• **Task**
Write out the records again, exactly, leaving none out.

=== Task data ===

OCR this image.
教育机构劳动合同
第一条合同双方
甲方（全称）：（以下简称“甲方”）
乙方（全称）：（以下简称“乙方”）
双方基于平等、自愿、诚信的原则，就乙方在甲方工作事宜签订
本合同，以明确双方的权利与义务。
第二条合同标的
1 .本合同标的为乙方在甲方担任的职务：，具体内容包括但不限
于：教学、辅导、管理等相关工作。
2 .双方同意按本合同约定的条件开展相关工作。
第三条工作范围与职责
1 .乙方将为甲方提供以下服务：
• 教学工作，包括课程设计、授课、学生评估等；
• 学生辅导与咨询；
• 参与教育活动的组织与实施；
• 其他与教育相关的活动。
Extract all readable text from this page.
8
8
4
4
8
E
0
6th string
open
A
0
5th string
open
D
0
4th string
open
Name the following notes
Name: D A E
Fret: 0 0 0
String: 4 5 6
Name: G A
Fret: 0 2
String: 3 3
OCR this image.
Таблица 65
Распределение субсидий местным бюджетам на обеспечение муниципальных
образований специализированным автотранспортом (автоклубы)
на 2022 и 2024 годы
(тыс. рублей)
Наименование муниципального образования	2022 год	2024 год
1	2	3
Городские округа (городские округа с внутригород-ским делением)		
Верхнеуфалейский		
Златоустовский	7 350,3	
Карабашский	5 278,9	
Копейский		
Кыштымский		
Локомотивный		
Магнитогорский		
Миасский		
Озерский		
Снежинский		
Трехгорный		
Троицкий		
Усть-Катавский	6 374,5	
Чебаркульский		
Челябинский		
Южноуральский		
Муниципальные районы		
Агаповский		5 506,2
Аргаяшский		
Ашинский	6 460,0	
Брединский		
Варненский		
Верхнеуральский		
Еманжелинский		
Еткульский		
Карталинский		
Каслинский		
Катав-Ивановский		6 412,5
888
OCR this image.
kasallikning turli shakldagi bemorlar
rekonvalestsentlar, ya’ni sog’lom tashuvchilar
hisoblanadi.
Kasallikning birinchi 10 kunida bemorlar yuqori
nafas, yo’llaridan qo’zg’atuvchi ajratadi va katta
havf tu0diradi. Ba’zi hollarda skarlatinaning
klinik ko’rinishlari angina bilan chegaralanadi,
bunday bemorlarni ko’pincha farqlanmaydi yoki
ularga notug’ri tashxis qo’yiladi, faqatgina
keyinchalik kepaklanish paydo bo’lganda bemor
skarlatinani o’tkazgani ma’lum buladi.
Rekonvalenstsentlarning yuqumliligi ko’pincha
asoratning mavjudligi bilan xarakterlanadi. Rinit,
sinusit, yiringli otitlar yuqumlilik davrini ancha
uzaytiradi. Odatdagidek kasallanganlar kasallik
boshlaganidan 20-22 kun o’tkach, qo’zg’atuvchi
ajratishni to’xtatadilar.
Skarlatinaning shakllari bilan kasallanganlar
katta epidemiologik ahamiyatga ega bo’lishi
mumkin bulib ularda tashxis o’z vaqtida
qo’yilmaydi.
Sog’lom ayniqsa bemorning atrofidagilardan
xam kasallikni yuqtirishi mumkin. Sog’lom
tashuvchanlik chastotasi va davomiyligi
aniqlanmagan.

===

• **Answer to this task**
OCR this image.
教育机构劳动合同
第一条合同双方
甲方（全称）：（以下简称“甲方”）
乙方（全称）：（以下简称“乙方”）
双方基于平等、自愿、诚信的原则，就乙方在甲方工作事宜签订
本合同，以明确双方的权利与义务。
第二条合同标的
1 .本合同标的为乙方在甲方担任的职务：，具体内容包括但不限
于：教学、辅导、管理等相关工作。
2 .双方同意按本合同约定的条件开展相关工作。
第三条工作范围与职责
1 .乙方将为甲方提供以下服务：
• 教学工作，包括课程设计、授课、学生评估等；
• 学生辅导与咨询；
• 参与教育活动的组织与实施；
• 其他与教育相关的活动。
Extract all readable text from this page.
8
8
4
4
8
E
0
6th string
open
A
0
5th string
open
D
0
4th string
open
Name the following notes
Name: D A E
Fret: 0 0 0
String: 4 5 6
Name: G A
Fret: 0 2
String: 3 3
OCR this image.
Таблица 65
Распределение субсидий местным бюджетам на обеспечение муниципальных
образований специализированным автотранспортом (автоклубы)
на 2022 и 2024 годы
(тыс. рублей)
Наименование муниципального образования	2022 год	2024 год
1	2	3
Городские округа (городские округа с внутригород-ским делением)		
Верхнеуфалейский		
Златоустовский	7 350,3	
Карабашский	5 278,9	
Копейский		
Кыштымский		
Локомотивный		
Магнитогорский		
Миасский		
Озерский		
Снежинский		
Трехгорный		
Троицкий		
Усть-Катавский	6 374,5	
Чебаркульский		
Челябинский		
Южноуральский		
Муниципальные районы		
Агаповский		5 506,2
Аргаяшский		
Ашинский	6 460,0	
Брединский		
Варненский		
Верхнеуральский		
Еманжелинский		
Еткульский		
Карталинский		
Каслинский		
Катав-Ивановский		6 412,5
888
OCR this image.
kasallikning turli shakldagi bemorlar
rekonvalestsentlar, ya’ni sog’lom tashuvchilar
hisoblanadi.
Kasallikning birinchi 10 kunida bemorlar yuqori
nafas, yo’llaridan qo’zg’atuvchi ajratadi va katta
havf tu0diradi. Ba’zi hollarda skarlatinaning
klinik ko’rinishlari angina bilan chegaralanadi,
bunday bemorlarni ko’pincha farqlanmaydi yoki
ularga notug’ri tashxis qo’yiladi, faqatgina
keyinchalik kepaklanish paydo bo’lganda bemor
skarlatinani o’tkazgani ma’lum buladi.
Rekonvalenstsentlarning yuqumliligi ko’pincha
asoratning mavjudligi bilan xarakterlanadi. Rinit,
sinusit, yiringli otitlar yuqumlilik davrini ancha
uzaytiradi. Odatdagidek kasallanganlar kasallik
boshlaganidan 20-22 kun o’tkach, qo’zg’atuvchi
ajratishni to’xtatadilar.
Skarlatinaning shakllari bilan kasallanganlar
katta epidemiologik ahamiyatga ega bo’lishi
mumkin bulib ularda tashxis o’z vaqtida
qo’yilmaydi.
Sog’lom ayniqsa bemorning atrofidagilardan
xam kasallikni yuqtirishi mumkin. Sog’lom
tashuvchanlik chastotasi va davomiyligi
aniqlanmagan.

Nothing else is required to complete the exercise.